_Problem_
From the entries below, extract every line that includes the word "Θεοῦ".

_Record excerpts_

......

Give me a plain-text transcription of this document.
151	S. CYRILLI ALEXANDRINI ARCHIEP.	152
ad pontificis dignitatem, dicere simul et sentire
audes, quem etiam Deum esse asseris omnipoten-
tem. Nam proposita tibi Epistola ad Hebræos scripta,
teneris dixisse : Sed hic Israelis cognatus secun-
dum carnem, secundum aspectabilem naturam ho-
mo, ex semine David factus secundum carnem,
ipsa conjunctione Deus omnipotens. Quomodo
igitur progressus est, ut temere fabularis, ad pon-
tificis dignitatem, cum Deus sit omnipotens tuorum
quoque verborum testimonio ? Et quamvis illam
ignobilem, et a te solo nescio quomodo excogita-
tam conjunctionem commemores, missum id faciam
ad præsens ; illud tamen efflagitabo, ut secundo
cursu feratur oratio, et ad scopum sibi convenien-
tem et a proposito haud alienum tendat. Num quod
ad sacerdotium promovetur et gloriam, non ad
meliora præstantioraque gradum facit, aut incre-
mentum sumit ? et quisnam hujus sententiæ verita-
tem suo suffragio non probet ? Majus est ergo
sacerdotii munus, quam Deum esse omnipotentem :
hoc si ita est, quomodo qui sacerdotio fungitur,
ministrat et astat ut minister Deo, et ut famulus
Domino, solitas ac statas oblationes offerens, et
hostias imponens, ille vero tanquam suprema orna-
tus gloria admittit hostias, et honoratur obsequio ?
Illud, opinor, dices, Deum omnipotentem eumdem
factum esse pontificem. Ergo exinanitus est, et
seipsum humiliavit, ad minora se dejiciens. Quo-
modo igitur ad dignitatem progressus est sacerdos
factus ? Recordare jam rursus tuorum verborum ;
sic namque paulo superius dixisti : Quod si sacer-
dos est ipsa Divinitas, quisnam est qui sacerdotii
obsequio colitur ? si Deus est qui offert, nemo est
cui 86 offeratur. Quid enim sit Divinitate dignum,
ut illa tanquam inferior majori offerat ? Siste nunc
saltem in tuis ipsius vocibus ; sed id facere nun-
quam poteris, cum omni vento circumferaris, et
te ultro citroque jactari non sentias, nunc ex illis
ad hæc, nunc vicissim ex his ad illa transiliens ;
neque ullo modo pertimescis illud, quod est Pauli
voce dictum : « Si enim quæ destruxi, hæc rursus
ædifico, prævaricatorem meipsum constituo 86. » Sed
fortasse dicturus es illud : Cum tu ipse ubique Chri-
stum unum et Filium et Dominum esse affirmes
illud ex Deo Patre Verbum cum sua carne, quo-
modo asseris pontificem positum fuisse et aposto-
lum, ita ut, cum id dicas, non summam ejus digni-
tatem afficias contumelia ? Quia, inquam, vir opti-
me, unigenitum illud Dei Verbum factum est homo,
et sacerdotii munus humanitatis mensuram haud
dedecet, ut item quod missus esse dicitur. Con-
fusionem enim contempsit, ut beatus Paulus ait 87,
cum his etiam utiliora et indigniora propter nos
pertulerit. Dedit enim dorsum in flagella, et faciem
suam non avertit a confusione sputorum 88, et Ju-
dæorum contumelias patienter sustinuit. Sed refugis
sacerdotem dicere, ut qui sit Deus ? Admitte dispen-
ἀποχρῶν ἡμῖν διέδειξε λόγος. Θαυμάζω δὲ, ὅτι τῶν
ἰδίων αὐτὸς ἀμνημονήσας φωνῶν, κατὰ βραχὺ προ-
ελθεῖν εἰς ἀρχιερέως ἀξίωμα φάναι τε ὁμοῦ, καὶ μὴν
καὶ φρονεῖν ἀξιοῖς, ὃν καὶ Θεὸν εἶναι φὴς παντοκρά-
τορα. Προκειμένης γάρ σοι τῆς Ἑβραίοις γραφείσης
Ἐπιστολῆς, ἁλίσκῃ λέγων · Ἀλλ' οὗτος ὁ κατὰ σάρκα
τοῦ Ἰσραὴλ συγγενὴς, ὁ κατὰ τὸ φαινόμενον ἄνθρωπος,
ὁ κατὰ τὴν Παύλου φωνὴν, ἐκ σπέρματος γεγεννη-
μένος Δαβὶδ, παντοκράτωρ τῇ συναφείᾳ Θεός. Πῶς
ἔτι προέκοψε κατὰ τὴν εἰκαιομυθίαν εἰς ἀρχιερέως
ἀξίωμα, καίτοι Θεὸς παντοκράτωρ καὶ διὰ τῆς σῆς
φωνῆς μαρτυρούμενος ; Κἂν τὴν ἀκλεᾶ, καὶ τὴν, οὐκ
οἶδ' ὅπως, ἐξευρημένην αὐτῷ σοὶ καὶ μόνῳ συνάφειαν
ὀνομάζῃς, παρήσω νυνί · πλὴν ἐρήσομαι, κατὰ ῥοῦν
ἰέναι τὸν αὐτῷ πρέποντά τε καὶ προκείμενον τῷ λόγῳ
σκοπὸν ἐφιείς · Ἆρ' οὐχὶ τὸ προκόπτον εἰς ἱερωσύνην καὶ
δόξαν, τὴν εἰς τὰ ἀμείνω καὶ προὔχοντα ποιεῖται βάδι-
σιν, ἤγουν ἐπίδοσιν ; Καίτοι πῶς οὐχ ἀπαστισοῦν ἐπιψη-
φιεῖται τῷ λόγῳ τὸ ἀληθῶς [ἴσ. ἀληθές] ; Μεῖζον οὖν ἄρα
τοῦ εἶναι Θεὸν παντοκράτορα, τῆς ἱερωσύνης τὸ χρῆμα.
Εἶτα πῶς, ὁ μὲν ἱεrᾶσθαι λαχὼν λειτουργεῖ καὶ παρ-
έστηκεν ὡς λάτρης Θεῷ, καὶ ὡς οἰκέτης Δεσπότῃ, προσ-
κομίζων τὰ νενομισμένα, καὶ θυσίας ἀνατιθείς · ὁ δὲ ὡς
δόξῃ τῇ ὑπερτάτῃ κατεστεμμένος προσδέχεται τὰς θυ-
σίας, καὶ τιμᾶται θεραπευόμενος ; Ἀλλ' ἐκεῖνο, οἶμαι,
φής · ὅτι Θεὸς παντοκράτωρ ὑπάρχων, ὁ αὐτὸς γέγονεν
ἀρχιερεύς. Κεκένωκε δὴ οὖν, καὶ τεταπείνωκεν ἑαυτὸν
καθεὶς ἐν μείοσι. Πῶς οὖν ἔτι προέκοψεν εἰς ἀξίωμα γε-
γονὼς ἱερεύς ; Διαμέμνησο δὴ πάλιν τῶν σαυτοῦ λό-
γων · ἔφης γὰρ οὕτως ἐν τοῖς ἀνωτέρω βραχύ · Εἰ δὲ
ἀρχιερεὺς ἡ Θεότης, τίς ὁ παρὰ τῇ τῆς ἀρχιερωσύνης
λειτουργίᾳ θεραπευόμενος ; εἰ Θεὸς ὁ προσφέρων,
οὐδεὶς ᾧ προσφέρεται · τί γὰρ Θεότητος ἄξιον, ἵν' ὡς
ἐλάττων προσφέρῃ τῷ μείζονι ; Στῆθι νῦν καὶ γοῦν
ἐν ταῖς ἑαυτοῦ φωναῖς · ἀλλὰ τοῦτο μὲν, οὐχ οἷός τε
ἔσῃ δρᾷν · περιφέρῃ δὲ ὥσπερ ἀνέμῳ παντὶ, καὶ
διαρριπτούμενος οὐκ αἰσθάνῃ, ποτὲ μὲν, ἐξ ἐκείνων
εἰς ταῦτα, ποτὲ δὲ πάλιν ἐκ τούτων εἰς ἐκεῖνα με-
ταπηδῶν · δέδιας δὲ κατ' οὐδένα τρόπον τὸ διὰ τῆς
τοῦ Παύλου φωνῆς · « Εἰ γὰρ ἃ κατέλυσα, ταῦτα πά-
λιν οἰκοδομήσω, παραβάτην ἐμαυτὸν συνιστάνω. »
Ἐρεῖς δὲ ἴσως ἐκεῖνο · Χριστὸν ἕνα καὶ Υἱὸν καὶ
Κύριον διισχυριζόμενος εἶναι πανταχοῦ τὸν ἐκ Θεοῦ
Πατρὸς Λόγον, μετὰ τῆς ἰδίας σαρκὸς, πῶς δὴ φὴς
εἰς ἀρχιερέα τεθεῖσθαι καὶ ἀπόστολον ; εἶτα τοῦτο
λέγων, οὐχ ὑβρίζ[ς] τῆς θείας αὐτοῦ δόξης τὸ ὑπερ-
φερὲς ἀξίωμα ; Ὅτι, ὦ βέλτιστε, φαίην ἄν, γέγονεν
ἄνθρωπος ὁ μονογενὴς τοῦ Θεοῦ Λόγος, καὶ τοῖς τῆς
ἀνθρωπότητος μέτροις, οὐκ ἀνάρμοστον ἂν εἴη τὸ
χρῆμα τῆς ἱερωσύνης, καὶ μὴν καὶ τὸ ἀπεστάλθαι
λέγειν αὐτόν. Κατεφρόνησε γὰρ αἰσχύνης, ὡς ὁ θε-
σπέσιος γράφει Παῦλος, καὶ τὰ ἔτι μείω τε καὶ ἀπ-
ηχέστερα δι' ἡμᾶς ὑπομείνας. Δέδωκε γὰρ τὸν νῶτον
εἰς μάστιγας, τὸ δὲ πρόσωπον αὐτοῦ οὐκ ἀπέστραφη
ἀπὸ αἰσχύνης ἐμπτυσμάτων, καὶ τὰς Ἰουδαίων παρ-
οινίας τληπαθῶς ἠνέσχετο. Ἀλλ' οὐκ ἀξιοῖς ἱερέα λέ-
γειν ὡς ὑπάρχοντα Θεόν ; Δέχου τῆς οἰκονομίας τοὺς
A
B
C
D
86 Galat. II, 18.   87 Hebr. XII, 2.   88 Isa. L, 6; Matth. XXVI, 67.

......

_Written response_
Κύριον διισχυριζόμενος εἶναι πανταχοῦ τὸν ἐκ Θεοῦ
ἄνθρωπος ὁ μονογενὴς τοῦ Θεοῦ Λόγος, καὶ τοῖς τῆς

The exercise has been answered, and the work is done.